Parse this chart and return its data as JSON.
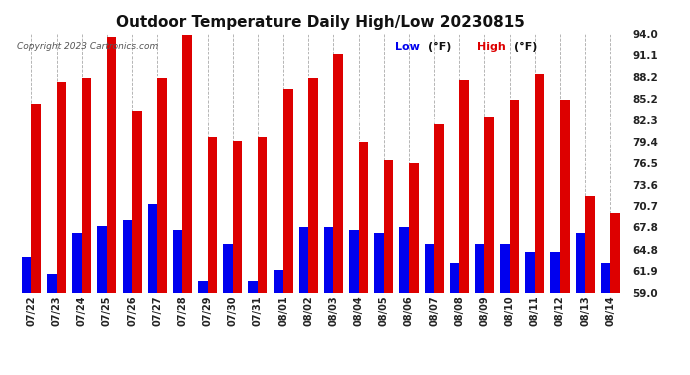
{
  "title": "Outdoor Temperature Daily High/Low 20230815",
  "copyright": "Copyright 2023 Cartronics.com",
  "legend_low_label": "Low",
  "legend_high_label": "High",
  "legend_unit": "(°F)",
  "yticks": [
    59.0,
    61.9,
    64.8,
    67.8,
    70.7,
    73.6,
    76.5,
    79.4,
    82.3,
    85.2,
    88.2,
    91.1,
    94.0
  ],
  "ylim": [
    59.0,
    94.0
  ],
  "background_color": "#ffffff",
  "low_color": "#0000ee",
  "high_color": "#dd0000",
  "title_fontsize": 11,
  "dates": [
    "07/22",
    "07/23",
    "07/24",
    "07/25",
    "07/26",
    "07/27",
    "07/28",
    "07/29",
    "07/30",
    "07/31",
    "08/01",
    "08/02",
    "08/03",
    "08/04",
    "08/05",
    "08/06",
    "08/07",
    "08/08",
    "08/09",
    "08/10",
    "08/11",
    "08/12",
    "08/13",
    "08/14"
  ],
  "highs": [
    84.5,
    87.5,
    88.0,
    93.5,
    83.5,
    88.0,
    93.8,
    80.0,
    79.5,
    80.0,
    86.5,
    88.0,
    91.3,
    79.4,
    76.9,
    76.5,
    81.8,
    87.8,
    82.8,
    85.0,
    88.5,
    85.0,
    72.0,
    69.8
  ],
  "lows": [
    63.8,
    61.5,
    67.0,
    68.0,
    68.8,
    71.0,
    67.5,
    60.5,
    65.5,
    60.5,
    62.0,
    67.8,
    67.8,
    67.5,
    67.0,
    67.8,
    65.5,
    63.0,
    65.5,
    65.5,
    64.5,
    64.5,
    67.0,
    63.0
  ],
  "ymin": 59.0
}
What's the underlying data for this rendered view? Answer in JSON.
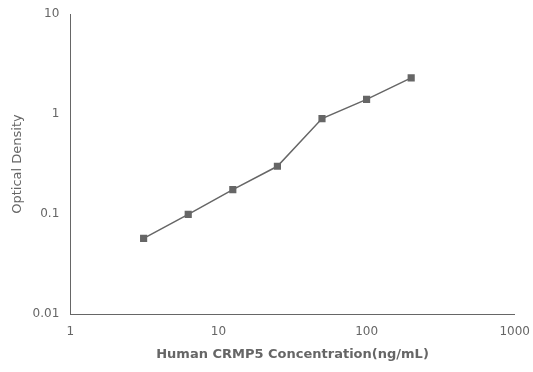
----------
→ **EXERCISE TASK**
Set down the material above as is, without any pictures.

→ **SOLVED PROBLEM**
Parse this chart and return its data as JSON.
{
  "title": "Outdoor Temperature Daily High/Low 20230815",
  "copyright": "Copyright 2023 Cartronics.com",
  "legend_low_label": "Low",
  "legend_high_label": "High",
  "legend_unit": "(°F)",
  "yticks": [
    59.0,
    61.9,
    64.8,
    67.8,
    70.7,
    73.6,
    76.5,
    79.4,
    82.3,
    85.2,
    88.2,
    91.1,
    94.0
  ],
  "ylim": [
    59.0,
    94.0
  ],
  "background_color": "#ffffff",
  "low_color": "#0000ee",
  "high_color": "#dd0000",
  "title_fontsize": 11,
  "dates": [
    "07/22",
    "07/23",
    "07/24",
    "07/25",
    "07/26",
    "07/27",
    "07/28",
    "07/29",
    "07/30",
    "07/31",
    "08/01",
    "08/02",
    "08/03",
    "08/04",
    "08/05",
    "08/06",
    "08/07",
    "08/08",
    "08/09",
    "08/10",
    "08/11",
    "08/12",
    "08/13",
    "08/14"
  ],
  "highs": [
    84.5,
    87.5,
    88.0,
    93.5,
    83.5,
    88.0,
    93.8,
    80.0,
    79.5,
    80.0,
    86.5,
    88.0,
    91.3,
    79.4,
    76.9,
    76.5,
    81.8,
    87.8,
    82.8,
    85.0,
    88.5,
    85.0,
    72.0,
    69.8
  ],
  "lows": [
    63.8,
    61.5,
    67.0,
    68.0,
    68.8,
    71.0,
    67.5,
    60.5,
    65.5,
    60.5,
    62.0,
    67.8,
    67.8,
    67.5,
    67.0,
    67.8,
    65.5,
    63.0,
    65.5,
    65.5,
    64.5,
    64.5,
    67.0,
    63.0
  ],
  "ymin": 59.0
}
What's the underlying data for this rendered view? Answer in JSON.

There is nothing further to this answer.